-- start RECORDS SHOWN --

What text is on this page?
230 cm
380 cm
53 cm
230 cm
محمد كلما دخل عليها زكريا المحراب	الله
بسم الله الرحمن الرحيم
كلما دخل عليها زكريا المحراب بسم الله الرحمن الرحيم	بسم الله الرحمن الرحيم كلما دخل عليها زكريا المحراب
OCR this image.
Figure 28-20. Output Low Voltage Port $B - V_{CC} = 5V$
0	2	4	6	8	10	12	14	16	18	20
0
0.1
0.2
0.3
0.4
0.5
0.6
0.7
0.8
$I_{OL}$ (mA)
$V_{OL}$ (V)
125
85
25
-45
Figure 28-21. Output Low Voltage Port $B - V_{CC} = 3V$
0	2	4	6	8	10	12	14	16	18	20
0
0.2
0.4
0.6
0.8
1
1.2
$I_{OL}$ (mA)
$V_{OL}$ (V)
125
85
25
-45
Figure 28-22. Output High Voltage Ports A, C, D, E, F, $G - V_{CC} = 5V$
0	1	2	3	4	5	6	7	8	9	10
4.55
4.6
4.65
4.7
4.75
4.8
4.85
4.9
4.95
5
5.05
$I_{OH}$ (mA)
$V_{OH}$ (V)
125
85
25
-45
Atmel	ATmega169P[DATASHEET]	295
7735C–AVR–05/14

-- end RECORDS SHOWN --

WHAT IS ASKED: Make an exact copy of all the data.

OUTPUT BELOW:
What text is on this page?
230 cm
380 cm
53 cm
230 cm
محمد كلما دخل عليها زكريا المحراب	الله
بسم الله الرحمن الرحيم
كلما دخل عليها زكريا المحراب بسم الله الرحمن الرحيم	بسم الله الرحمن الرحيم كلما دخل عليها زكريا المحراب
OCR this image.
Figure 28-20. Output Low Voltage Port $B - V_{CC} = 5V$
0	2	4	6	8	10	12	14	16	18	20
0
0.1
0.2
0.3
0.4
0.5
0.6
0.7
0.8
$I_{OL}$ (mA)
$V_{OL}$ (V)
125
85
25
-45
Figure 28-21. Output Low Voltage Port $B - V_{CC} = 3V$
0	2	4	6	8	10	12	14	16	18	20
0
0.2
0.4
0.6
0.8
1
1.2
$I_{OL}$ (mA)
$V_{OL}$ (V)
125
85
25
-45
Figure 28-22. Output High Voltage Ports A, C, D, E, F, $G - V_{CC} = 5V$
0	1	2	3	4	5	6	7	8	9	10
4.55
4.6
4.65
4.7
4.75
4.8
4.85
4.9
4.95
5
5.05
$I_{OH}$ (mA)
$V_{OH}$ (V)
125
85
25
-45
Atmel	ATmega169P[DATASHEET]	295
7735C–AVR–05/14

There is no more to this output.